TO BE DONE >> Scan the material for the word "sigma", and copy each line where it shows up.

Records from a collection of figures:
----------

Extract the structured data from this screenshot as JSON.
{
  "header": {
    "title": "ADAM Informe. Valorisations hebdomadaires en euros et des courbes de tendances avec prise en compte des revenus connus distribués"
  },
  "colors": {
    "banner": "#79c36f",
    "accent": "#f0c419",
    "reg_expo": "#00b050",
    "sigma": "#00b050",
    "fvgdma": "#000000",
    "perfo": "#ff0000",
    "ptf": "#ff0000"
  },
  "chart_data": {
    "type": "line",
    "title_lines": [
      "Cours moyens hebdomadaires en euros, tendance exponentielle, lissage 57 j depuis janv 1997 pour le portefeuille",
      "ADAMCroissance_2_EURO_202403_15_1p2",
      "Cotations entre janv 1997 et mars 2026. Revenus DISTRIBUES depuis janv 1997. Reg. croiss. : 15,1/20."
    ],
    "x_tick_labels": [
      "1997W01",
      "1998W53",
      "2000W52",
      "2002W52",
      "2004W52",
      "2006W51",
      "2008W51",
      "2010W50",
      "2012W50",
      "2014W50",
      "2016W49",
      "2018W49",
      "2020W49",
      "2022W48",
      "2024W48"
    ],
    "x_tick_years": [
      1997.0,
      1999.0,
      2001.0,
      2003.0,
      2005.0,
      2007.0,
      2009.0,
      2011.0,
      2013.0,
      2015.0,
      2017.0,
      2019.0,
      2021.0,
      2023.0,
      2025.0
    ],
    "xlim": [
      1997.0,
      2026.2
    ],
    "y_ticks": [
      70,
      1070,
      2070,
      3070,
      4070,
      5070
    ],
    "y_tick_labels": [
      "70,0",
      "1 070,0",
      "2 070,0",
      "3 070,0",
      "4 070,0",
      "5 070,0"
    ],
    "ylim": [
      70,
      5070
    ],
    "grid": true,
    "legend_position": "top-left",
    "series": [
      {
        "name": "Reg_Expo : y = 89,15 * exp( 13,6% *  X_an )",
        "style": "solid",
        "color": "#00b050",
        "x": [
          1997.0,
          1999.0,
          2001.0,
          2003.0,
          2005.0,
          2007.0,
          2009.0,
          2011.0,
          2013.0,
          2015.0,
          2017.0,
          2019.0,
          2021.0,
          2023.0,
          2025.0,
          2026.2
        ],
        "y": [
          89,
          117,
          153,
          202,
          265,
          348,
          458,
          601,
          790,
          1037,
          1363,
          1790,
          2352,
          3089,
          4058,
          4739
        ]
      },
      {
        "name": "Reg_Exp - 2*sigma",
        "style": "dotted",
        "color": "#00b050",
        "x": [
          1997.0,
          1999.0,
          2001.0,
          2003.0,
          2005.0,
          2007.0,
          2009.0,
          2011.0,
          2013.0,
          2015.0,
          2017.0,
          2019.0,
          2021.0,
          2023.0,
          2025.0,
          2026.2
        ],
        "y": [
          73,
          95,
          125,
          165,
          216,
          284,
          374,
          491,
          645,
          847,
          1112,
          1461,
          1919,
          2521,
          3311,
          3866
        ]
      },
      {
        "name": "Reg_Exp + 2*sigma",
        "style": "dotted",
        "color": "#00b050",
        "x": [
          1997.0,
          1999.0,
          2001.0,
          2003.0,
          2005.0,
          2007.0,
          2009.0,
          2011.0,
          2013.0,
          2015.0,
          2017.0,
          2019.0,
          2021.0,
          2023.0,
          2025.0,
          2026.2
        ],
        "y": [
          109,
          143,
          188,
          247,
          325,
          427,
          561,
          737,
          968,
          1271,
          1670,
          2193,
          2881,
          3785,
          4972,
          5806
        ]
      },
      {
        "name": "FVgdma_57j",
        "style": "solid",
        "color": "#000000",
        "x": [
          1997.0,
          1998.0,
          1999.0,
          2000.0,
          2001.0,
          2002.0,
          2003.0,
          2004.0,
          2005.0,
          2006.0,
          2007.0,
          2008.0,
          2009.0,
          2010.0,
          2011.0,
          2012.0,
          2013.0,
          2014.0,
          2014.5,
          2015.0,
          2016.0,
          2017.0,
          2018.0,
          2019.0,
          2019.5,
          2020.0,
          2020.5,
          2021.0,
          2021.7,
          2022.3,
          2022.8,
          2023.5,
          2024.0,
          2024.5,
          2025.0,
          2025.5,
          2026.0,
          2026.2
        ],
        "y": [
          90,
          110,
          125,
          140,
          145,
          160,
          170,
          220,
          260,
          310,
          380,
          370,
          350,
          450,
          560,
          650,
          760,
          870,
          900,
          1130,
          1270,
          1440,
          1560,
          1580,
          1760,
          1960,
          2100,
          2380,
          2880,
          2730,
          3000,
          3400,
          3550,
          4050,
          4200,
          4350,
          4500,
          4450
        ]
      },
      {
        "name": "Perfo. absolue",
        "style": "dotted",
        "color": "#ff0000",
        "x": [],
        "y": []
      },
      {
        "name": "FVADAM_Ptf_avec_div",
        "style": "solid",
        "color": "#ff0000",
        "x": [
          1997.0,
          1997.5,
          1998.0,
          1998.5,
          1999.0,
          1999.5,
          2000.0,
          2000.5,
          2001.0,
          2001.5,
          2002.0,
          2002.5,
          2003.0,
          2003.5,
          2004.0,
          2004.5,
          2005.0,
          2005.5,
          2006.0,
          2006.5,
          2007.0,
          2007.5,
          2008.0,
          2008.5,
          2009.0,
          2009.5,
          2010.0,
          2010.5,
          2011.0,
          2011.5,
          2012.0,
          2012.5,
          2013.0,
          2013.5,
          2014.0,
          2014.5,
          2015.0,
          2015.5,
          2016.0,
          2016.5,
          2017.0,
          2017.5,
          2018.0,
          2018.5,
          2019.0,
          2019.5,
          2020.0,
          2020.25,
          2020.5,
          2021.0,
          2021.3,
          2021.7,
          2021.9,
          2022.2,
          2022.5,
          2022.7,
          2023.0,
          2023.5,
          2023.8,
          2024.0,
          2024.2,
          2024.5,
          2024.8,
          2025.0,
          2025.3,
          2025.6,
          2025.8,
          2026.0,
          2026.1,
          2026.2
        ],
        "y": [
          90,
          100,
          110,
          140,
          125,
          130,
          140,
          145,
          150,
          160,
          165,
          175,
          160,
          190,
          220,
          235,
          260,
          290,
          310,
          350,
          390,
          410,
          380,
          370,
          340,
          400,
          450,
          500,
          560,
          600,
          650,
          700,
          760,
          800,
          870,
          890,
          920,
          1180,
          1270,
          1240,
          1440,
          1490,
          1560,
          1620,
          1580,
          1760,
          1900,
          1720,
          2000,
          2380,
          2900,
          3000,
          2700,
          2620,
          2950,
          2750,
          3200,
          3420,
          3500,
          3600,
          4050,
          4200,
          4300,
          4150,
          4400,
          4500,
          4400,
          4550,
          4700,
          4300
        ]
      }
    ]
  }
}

----------

ANSWER TO THIS EXERCISE >>
    "sigma": "#00b050",
        "name": "Reg_Exp - 2*sigma",
        "name": "Reg_Exp + 2*sigma",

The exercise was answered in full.